Every record below should be printed exactly as given.

Supplied records:
::::

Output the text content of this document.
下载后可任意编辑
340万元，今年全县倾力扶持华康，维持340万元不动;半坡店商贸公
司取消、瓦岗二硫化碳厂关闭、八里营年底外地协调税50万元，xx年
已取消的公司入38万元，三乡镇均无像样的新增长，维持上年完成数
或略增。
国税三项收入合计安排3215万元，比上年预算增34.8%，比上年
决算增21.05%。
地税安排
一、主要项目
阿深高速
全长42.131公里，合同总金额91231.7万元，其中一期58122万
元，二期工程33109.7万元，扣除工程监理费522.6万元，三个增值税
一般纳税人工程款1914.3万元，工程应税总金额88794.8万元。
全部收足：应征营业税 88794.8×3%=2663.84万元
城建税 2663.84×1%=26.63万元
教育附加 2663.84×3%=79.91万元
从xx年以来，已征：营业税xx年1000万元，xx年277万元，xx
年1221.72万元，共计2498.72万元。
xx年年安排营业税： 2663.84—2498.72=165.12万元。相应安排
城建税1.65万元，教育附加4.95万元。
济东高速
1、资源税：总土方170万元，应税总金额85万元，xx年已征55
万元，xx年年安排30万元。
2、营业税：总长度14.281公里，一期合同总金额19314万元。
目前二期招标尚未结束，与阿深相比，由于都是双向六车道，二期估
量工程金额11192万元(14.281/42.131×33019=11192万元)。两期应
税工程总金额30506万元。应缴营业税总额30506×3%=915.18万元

::::

Written solution:
Output the text content of this document.
下载后可任意编辑
340万元，今年全县倾力扶持华康，维持340万元不动;半坡店商贸公
司取消、瓦岗二硫化碳厂关闭、八里营年底外地协调税50万元，xx年
已取消的公司入38万元，三乡镇均无像样的新增长，维持上年完成数
或略增。
国税三项收入合计安排3215万元，比上年预算增34.8%，比上年
决算增21.05%。
地税安排
一、主要项目
阿深高速
全长42.131公里，合同总金额91231.7万元，其中一期58122万
元，二期工程33109.7万元，扣除工程监理费522.6万元，三个增值税
一般纳税人工程款1914.3万元，工程应税总金额88794.8万元。
全部收足：应征营业税 88794.8×3%=2663.84万元
城建税 2663.84×1%=26.63万元
教育附加 2663.84×3%=79.91万元
从xx年以来，已征：营业税xx年1000万元，xx年277万元，xx
年1221.72万元，共计2498.72万元。
xx年年安排营业税： 2663.84—2498.72=165.12万元。相应安排
城建税1.65万元，教育附加4.95万元。
济东高速
1、资源税：总土方170万元，应税总金额85万元，xx年已征55
万元，xx年年安排30万元。
2、营业税：总长度14.281公里，一期合同总金额19314万元。
目前二期招标尚未结束，与阿深相比，由于都是双向六车道，二期估
量工程金额11192万元(14.281/42.131×33019=11192万元)。两期应
税工程总金额30506万元。应缴营业税总额30506×3%=915.18万元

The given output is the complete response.